What follows is a set of entries. Repeat them exactly, but not their pictures.

###

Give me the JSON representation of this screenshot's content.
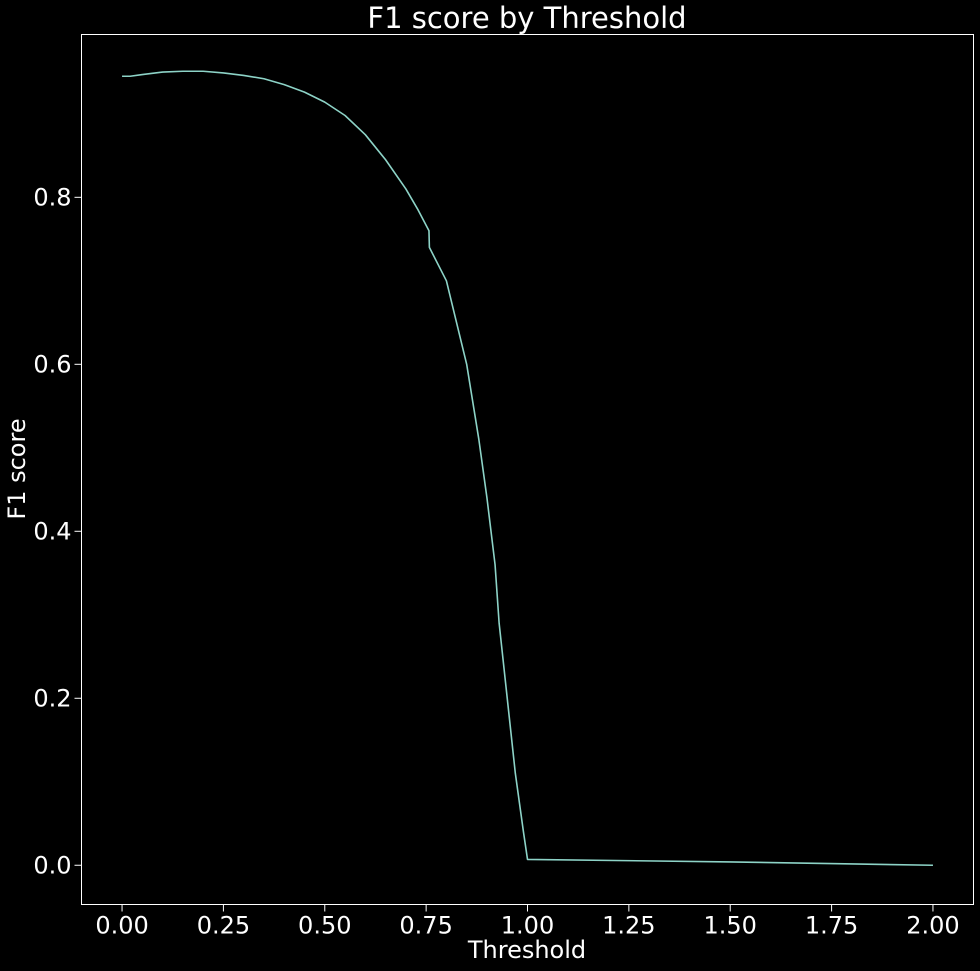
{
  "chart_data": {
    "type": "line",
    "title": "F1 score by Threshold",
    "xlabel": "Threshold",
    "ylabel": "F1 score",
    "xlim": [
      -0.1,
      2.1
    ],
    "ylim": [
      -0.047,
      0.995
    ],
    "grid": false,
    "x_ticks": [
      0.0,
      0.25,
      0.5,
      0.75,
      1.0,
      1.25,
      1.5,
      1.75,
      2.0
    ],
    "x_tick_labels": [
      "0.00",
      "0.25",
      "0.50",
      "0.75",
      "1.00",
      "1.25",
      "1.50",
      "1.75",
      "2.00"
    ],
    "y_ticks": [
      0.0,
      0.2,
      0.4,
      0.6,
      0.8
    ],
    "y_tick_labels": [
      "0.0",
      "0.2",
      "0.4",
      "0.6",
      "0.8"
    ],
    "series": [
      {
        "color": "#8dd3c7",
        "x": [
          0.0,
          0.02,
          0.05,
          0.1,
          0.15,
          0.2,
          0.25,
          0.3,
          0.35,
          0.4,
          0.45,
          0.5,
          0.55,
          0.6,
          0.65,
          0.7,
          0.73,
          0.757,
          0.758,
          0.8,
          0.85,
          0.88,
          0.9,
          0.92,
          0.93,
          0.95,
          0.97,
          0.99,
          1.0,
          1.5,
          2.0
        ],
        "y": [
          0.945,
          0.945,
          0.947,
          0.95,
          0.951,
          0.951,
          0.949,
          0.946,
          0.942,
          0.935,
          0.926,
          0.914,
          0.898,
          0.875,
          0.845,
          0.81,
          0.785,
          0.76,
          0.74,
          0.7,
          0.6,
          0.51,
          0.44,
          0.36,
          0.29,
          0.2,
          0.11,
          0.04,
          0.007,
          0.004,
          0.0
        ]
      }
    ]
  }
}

###

■ Complete answer ■
Give me the JSON representation of this screenshot's content.
{
  "chart_data": {
    "type": "line",
    "title": "F1 score by Threshold",
    "xlabel": "Threshold",
    "ylabel": "F1 score",
    "xlim": [
      -0.1,
      2.1
    ],
    "ylim": [
      -0.047,
      0.995
    ],
    "grid": false,
    "x_ticks": [
      0.0,
      0.25,
      0.5,
      0.75,
      1.0,
      1.25,
      1.5,
      1.75,
      2.0
    ],
    "x_tick_labels": [
      "0.00",
      "0.25",
      "0.50",
      "0.75",
      "1.00",
      "1.25",
      "1.50",
      "1.75",
      "2.00"
    ],
    "y_ticks": [
      0.0,
      0.2,
      0.4,
      0.6,
      0.8
    ],
    "y_tick_labels": [
      "0.0",
      "0.2",
      "0.4",
      "0.6",
      "0.8"
    ],
    "series": [
      {
        "color": "#8dd3c7",
        "x": [
          0.0,
          0.02,
          0.05,
          0.1,
          0.15,
          0.2,
          0.25,
          0.3,
          0.35,
          0.4,
          0.45,
          0.5,
          0.55,
          0.6,
          0.65,
          0.7,
          0.73,
          0.757,
          0.758,
          0.8,
          0.85,
          0.88,
          0.9,
          0.92,
          0.93,
          0.95,
          0.97,
          0.99,
          1.0,
          1.5,
          2.0
        ],
        "y": [
          0.945,
          0.945,
          0.947,
          0.95,
          0.951,
          0.951,
          0.949,
          0.946,
          0.942,
          0.935,
          0.926,
          0.914,
          0.898,
          0.875,
          0.845,
          0.81,
          0.785,
          0.76,
          0.74,
          0.7,
          0.6,
          0.51,
          0.44,
          0.36,
          0.29,
          0.2,
          0.11,
          0.04,
          0.007,
          0.004,
          0.0
        ]
      }
    ]
  }
}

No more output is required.